A run of records:
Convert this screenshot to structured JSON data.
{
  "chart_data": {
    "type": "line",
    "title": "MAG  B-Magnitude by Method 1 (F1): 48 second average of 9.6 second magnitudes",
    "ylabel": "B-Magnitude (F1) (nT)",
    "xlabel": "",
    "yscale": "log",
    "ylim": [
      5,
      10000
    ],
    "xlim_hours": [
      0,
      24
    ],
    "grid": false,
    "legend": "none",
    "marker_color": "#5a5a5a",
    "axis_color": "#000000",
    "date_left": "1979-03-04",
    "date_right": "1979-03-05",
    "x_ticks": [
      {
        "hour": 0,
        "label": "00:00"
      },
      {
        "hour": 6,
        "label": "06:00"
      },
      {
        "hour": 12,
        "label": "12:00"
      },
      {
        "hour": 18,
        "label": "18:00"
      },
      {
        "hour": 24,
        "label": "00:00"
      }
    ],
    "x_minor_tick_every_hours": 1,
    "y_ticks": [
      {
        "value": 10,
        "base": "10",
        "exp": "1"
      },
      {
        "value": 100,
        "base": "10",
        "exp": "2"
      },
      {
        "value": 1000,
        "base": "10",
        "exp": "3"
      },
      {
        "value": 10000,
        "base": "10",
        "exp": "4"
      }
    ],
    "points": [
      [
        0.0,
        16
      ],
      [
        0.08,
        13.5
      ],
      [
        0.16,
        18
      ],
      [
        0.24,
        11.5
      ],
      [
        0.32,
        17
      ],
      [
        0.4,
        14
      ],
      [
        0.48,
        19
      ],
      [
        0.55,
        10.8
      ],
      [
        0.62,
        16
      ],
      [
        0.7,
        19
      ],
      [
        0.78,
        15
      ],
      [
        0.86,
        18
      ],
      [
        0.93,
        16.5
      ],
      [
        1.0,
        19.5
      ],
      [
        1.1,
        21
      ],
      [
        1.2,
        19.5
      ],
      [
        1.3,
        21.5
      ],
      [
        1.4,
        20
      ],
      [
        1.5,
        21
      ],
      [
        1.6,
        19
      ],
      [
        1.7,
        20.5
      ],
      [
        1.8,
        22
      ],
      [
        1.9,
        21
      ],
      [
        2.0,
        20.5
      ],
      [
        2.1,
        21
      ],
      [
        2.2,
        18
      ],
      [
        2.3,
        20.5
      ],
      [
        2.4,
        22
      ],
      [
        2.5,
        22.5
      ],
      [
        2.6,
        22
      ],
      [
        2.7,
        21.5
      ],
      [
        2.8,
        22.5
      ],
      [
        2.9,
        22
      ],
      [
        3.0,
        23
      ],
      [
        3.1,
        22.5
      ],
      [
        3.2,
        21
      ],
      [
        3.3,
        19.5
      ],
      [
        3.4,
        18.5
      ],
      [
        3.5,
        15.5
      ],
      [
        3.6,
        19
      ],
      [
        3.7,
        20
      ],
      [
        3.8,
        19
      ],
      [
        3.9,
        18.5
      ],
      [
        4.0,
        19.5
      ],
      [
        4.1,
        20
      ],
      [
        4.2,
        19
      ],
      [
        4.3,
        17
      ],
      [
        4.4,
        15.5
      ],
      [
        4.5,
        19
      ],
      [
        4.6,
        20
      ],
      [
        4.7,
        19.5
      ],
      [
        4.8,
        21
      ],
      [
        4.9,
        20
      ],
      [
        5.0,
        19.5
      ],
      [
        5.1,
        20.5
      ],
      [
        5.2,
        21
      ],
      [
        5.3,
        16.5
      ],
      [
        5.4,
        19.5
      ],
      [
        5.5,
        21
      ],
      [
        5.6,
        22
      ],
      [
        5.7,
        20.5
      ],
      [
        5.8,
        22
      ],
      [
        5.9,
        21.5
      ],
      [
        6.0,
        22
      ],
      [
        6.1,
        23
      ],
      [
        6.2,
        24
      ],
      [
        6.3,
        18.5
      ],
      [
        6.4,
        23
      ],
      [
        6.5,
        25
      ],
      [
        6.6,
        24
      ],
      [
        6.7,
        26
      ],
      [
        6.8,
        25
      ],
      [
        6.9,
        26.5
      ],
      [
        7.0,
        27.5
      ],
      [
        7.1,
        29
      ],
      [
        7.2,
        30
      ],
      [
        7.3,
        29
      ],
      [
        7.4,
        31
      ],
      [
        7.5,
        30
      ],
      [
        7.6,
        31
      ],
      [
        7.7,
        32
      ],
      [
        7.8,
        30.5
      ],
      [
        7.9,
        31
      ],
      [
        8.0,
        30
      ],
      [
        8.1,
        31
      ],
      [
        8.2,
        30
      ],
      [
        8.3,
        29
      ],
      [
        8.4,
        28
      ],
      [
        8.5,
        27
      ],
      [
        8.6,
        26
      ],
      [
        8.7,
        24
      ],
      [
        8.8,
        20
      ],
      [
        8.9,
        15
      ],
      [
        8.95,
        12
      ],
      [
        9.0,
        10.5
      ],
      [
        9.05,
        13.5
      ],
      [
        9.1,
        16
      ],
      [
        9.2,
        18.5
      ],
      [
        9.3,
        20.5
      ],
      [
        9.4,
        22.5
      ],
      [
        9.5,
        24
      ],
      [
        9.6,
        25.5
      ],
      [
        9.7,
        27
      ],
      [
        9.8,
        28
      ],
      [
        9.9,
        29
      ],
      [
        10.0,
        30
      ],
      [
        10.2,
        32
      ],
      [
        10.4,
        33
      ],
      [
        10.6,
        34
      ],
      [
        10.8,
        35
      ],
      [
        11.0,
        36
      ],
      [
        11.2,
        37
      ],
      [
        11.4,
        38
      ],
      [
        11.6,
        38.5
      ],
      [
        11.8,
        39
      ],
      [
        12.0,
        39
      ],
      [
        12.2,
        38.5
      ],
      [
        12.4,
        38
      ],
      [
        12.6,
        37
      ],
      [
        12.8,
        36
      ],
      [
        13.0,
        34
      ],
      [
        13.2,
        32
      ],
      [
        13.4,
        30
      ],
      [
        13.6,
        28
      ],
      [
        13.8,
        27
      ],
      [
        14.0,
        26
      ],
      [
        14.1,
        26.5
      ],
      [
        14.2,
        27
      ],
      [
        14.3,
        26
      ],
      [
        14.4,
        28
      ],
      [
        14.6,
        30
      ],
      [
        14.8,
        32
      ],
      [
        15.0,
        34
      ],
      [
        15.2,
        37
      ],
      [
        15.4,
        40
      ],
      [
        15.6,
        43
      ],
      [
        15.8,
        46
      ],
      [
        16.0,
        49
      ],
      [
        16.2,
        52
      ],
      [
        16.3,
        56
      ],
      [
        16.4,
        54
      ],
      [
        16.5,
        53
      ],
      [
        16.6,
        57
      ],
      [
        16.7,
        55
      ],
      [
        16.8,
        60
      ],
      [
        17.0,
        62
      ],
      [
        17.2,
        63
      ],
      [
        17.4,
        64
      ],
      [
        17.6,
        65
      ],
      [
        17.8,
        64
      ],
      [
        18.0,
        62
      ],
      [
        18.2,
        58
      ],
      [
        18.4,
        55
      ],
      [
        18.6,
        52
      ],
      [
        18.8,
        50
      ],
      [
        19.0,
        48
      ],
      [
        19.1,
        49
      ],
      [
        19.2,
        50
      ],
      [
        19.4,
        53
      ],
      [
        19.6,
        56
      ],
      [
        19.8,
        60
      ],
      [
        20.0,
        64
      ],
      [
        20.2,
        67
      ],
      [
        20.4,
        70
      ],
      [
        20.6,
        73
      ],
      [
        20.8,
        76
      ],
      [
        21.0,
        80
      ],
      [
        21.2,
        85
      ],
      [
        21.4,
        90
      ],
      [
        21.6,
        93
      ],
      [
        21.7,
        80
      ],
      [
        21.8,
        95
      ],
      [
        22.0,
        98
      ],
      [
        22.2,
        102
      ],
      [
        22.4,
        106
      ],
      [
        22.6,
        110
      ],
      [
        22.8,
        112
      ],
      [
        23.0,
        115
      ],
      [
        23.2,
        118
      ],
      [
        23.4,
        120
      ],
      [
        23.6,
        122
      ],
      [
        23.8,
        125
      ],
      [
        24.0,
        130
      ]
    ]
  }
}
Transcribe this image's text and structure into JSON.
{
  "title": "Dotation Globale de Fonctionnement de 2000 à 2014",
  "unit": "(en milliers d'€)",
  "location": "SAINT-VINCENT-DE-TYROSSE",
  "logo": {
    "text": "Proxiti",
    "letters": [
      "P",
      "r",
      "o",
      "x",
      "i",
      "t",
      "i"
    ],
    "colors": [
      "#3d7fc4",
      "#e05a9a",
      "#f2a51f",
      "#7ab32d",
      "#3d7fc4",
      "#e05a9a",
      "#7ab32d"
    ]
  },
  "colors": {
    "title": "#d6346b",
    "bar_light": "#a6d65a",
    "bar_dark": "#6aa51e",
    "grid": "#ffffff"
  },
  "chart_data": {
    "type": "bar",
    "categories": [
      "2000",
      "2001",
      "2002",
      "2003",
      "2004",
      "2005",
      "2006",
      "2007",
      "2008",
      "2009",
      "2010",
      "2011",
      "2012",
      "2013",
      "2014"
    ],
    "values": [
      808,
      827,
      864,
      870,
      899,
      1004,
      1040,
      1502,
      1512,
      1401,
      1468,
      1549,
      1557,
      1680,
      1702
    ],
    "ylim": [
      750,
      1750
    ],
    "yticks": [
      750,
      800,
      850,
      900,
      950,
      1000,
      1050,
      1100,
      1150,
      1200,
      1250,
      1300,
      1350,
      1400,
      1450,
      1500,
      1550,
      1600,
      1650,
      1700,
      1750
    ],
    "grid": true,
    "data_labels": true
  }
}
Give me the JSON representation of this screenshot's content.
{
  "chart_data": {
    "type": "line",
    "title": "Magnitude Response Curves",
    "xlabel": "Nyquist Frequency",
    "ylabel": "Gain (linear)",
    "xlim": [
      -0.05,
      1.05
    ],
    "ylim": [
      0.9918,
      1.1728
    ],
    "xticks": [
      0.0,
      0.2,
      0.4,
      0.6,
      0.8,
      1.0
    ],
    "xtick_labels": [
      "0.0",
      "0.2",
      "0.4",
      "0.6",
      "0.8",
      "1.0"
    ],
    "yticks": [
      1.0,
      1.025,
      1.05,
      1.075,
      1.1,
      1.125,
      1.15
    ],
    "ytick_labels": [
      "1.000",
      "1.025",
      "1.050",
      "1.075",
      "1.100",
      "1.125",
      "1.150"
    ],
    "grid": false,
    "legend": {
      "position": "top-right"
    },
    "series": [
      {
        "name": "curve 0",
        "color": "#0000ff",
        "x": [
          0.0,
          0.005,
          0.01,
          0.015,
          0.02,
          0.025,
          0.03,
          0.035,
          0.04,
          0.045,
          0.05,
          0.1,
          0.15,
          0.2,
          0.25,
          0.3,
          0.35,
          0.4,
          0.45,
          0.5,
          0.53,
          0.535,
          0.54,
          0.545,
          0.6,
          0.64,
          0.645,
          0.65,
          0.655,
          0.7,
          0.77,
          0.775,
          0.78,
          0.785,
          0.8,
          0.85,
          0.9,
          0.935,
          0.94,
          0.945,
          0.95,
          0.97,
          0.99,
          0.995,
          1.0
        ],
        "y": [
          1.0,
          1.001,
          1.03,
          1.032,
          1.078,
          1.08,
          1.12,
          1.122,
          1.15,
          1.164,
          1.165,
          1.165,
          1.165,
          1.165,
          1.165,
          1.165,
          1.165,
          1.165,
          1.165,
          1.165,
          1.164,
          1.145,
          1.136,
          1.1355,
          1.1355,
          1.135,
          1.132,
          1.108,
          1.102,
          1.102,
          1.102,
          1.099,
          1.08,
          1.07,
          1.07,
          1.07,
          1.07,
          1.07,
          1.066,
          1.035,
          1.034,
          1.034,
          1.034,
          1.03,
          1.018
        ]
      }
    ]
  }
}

DIRECTION: Pull every line containing "text" from the material above.

RESULT FOR THIS TASK:
Transcribe this image's text and structure into JSON.
    "text": "Proxiti",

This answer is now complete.